Dataset records:
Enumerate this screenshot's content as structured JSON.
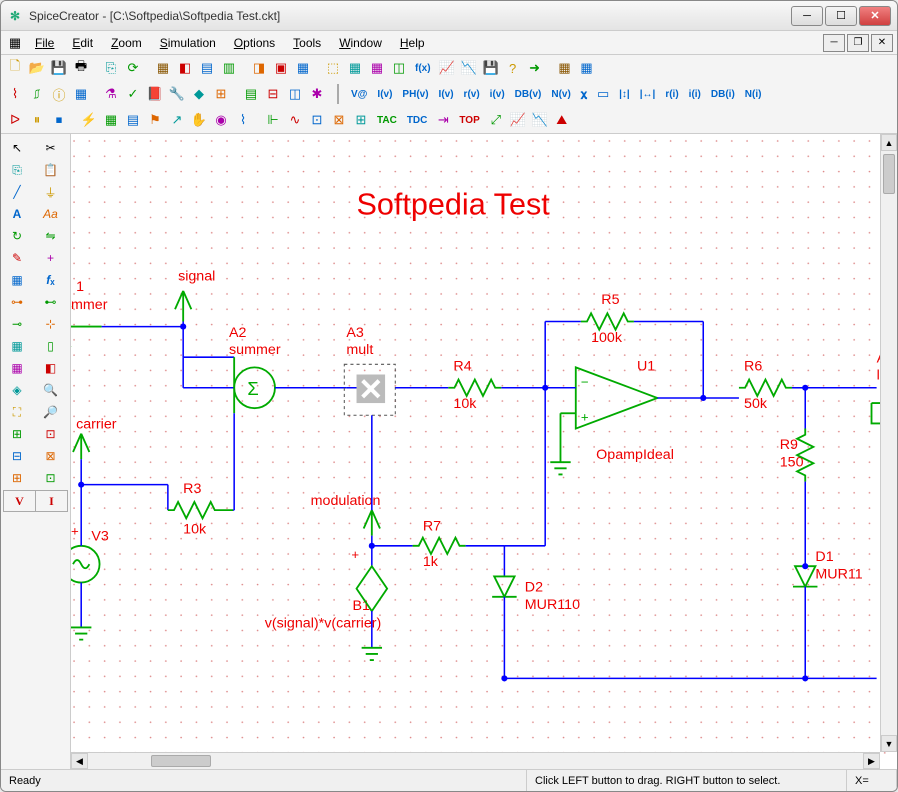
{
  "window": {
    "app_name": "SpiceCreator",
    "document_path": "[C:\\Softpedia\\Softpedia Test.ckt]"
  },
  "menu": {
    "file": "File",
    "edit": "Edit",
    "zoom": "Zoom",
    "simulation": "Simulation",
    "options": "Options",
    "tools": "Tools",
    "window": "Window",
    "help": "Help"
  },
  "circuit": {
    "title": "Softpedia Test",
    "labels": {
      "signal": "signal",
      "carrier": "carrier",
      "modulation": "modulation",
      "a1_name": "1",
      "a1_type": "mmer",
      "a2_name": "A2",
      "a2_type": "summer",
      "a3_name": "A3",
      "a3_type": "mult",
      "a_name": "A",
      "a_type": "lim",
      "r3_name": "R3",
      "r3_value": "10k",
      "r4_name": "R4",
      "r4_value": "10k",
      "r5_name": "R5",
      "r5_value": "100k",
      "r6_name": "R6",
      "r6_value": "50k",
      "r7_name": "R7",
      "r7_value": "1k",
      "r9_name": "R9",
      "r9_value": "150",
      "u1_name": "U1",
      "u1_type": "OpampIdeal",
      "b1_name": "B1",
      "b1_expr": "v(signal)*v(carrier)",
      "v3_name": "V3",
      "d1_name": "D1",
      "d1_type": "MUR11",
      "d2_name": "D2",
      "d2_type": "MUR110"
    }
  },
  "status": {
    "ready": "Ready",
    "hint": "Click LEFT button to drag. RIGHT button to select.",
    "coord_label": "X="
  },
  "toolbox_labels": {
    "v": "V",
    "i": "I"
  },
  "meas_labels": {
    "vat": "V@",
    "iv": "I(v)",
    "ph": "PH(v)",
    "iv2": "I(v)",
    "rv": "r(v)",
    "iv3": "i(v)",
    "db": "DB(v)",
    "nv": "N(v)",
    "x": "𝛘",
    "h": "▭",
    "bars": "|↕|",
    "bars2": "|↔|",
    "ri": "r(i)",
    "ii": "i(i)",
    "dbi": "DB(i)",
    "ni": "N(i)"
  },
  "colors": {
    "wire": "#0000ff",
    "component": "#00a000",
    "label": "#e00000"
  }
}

What you have to do: Images do not belong in the copy; reproduce all other parts of the records above verbatim.

Response:
Enumerate this screenshot's content as structured JSON.
{
  "window": {
    "app_name": "SpiceCreator",
    "document_path": "[C:\\Softpedia\\Softpedia Test.ckt]"
  },
  "menu": {
    "file": "File",
    "edit": "Edit",
    "zoom": "Zoom",
    "simulation": "Simulation",
    "options": "Options",
    "tools": "Tools",
    "window": "Window",
    "help": "Help"
  },
  "circuit": {
    "title": "Softpedia Test",
    "labels": {
      "signal": "signal",
      "carrier": "carrier",
      "modulation": "modulation",
      "a1_name": "1",
      "a1_type": "mmer",
      "a2_name": "A2",
      "a2_type": "summer",
      "a3_name": "A3",
      "a3_type": "mult",
      "a_name": "A",
      "a_type": "lim",
      "r3_name": "R3",
      "r3_value": "10k",
      "r4_name": "R4",
      "r4_value": "10k",
      "r5_name": "R5",
      "r5_value": "100k",
      "r6_name": "R6",
      "r6_value": "50k",
      "r7_name": "R7",
      "r7_value": "1k",
      "r9_name": "R9",
      "r9_value": "150",
      "u1_name": "U1",
      "u1_type": "OpampIdeal",
      "b1_name": "B1",
      "b1_expr": "v(signal)*v(carrier)",
      "v3_name": "V3",
      "d1_name": "D1",
      "d1_type": "MUR11",
      "d2_name": "D2",
      "d2_type": "MUR110"
    }
  },
  "status": {
    "ready": "Ready",
    "hint": "Click LEFT button to drag. RIGHT button to select.",
    "coord_label": "X="
  },
  "toolbox_labels": {
    "v": "V",
    "i": "I"
  },
  "meas_labels": {
    "vat": "V@",
    "iv": "I(v)",
    "ph": "PH(v)",
    "iv2": "I(v)",
    "rv": "r(v)",
    "iv3": "i(v)",
    "db": "DB(v)",
    "nv": "N(v)",
    "x": "𝛘",
    "h": "▭",
    "bars": "|↕|",
    "bars2": "|↔|",
    "ri": "r(i)",
    "ii": "i(i)",
    "dbi": "DB(i)",
    "ni": "N(i)"
  },
  "colors": {
    "wire": "#0000ff",
    "component": "#00a000",
    "label": "#e00000"
  }
}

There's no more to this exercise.